Print every line of the listing exactly, please.

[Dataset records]
start
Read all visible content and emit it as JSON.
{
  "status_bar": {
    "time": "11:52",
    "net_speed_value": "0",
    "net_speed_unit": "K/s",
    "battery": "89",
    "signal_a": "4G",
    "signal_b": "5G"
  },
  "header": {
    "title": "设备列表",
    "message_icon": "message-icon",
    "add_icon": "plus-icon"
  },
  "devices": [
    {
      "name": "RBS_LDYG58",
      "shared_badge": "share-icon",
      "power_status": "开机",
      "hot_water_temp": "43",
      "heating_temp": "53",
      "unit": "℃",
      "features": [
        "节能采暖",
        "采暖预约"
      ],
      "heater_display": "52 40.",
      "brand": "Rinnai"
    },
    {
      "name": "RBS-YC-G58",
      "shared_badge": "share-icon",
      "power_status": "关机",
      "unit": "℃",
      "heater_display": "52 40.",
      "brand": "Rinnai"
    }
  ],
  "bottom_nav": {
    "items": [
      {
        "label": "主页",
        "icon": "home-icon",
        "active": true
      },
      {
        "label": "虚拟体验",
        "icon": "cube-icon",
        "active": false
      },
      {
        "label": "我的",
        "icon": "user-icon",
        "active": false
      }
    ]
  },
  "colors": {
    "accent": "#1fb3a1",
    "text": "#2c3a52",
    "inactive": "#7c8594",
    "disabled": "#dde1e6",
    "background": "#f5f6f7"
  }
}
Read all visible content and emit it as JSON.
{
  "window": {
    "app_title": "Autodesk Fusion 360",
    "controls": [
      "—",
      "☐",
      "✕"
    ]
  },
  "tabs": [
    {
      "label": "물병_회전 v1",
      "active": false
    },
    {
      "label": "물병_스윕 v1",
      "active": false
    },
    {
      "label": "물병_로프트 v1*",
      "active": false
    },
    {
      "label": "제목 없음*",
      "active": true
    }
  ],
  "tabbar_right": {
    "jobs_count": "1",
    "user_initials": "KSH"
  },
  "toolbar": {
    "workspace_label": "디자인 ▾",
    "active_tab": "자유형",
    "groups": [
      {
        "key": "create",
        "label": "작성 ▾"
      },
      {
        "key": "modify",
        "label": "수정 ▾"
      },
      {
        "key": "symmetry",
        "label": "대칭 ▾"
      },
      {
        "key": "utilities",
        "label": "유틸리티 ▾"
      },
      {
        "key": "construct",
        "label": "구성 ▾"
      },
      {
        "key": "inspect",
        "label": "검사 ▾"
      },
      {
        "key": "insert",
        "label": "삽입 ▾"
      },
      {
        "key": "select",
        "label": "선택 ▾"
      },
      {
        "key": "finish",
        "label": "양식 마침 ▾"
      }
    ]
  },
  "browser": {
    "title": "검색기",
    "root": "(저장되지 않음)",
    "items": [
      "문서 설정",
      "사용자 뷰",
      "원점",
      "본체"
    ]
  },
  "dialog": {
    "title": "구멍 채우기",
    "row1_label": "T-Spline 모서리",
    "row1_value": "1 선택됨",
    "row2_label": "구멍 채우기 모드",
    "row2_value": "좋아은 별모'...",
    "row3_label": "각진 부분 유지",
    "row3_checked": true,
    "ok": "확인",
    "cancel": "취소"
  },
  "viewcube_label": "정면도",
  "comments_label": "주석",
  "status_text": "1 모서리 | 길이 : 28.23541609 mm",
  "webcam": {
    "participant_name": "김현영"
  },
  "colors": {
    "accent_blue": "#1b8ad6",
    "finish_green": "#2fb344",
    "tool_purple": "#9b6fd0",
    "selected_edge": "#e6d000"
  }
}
end
**Output of the task**.
Read all visible content and emit it as JSON.
{
  "status_bar": {
    "time": "11:52",
    "net_speed_value": "0",
    "net_speed_unit": "K/s",
    "battery": "89",
    "signal_a": "4G",
    "signal_b": "5G"
  },
  "header": {
    "title": "设备列表",
    "message_icon": "message-icon",
    "add_icon": "plus-icon"
  },
  "devices": [
    {
      "name": "RBS_LDYG58",
      "shared_badge": "share-icon",
      "power_status": "开机",
      "hot_water_temp": "43",
      "heating_temp": "53",
      "unit": "℃",
      "features": [
        "节能采暖",
        "采暖预约"
      ],
      "heater_display": "52 40.",
      "brand": "Rinnai"
    },
    {
      "name": "RBS-YC-G58",
      "shared_badge": "share-icon",
      "power_status": "关机",
      "unit": "℃",
      "heater_display": "52 40.",
      "brand": "Rinnai"
    }
  ],
  "bottom_nav": {
    "items": [
      {
        "label": "主页",
        "icon": "home-icon",
        "active": true
      },
      {
        "label": "虚拟体验",
        "icon": "cube-icon",
        "active": false
      },
      {
        "label": "我的",
        "icon": "user-icon",
        "active": false
      }
    ]
  },
  "colors": {
    "accent": "#1fb3a1",
    "text": "#2c3a52",
    "inactive": "#7c8594",
    "disabled": "#dde1e6",
    "background": "#f5f6f7"
  }
}
Read all visible content and emit it as JSON.
{
  "window": {
    "app_title": "Autodesk Fusion 360",
    "controls": [
      "—",
      "☐",
      "✕"
    ]
  },
  "tabs": [
    {
      "label": "물병_회전 v1",
      "active": false
    },
    {
      "label": "물병_스윕 v1",
      "active": false
    },
    {
      "label": "물병_로프트 v1*",
      "active": false
    },
    {
      "label": "제목 없음*",
      "active": true
    }
  ],
  "tabbar_right": {
    "jobs_count": "1",
    "user_initials": "KSH"
  },
  "toolbar": {
    "workspace_label": "디자인 ▾",
    "active_tab": "자유형",
    "groups": [
      {
        "key": "create",
        "label": "작성 ▾"
      },
      {
        "key": "modify",
        "label": "수정 ▾"
      },
      {
        "key": "symmetry",
        "label": "대칭 ▾"
      },
      {
        "key": "utilities",
        "label": "유틸리티 ▾"
      },
      {
        "key": "construct",
        "label": "구성 ▾"
      },
      {
        "key": "inspect",
        "label": "검사 ▾"
      },
      {
        "key": "insert",
        "label": "삽입 ▾"
      },
      {
        "key": "select",
        "label": "선택 ▾"
      },
      {
        "key": "finish",
        "label": "양식 마침 ▾"
      }
    ]
  },
  "browser": {
    "title": "검색기",
    "root": "(저장되지 않음)",
    "items": [
      "문서 설정",
      "사용자 뷰",
      "원점",
      "본체"
    ]
  },
  "dialog": {
    "title": "구멍 채우기",
    "row1_label": "T-Spline 모서리",
    "row1_value": "1 선택됨",
    "row2_label": "구멍 채우기 모드",
    "row2_value": "좋아은 별모'...",
    "row3_label": "각진 부분 유지",
    "row3_checked": true,
    "ok": "확인",
    "cancel": "취소"
  },
  "viewcube_label": "정면도",
  "comments_label": "주석",
  "status_text": "1 모서리 | 길이 : 28.23541609 mm",
  "webcam": {
    "participant_name": "김현영"
  },
  "colors": {
    "accent_blue": "#1b8ad6",
    "finish_green": "#2fb344",
    "tool_purple": "#9b6fd0",
    "selected_edge": "#e6d000"
  }
}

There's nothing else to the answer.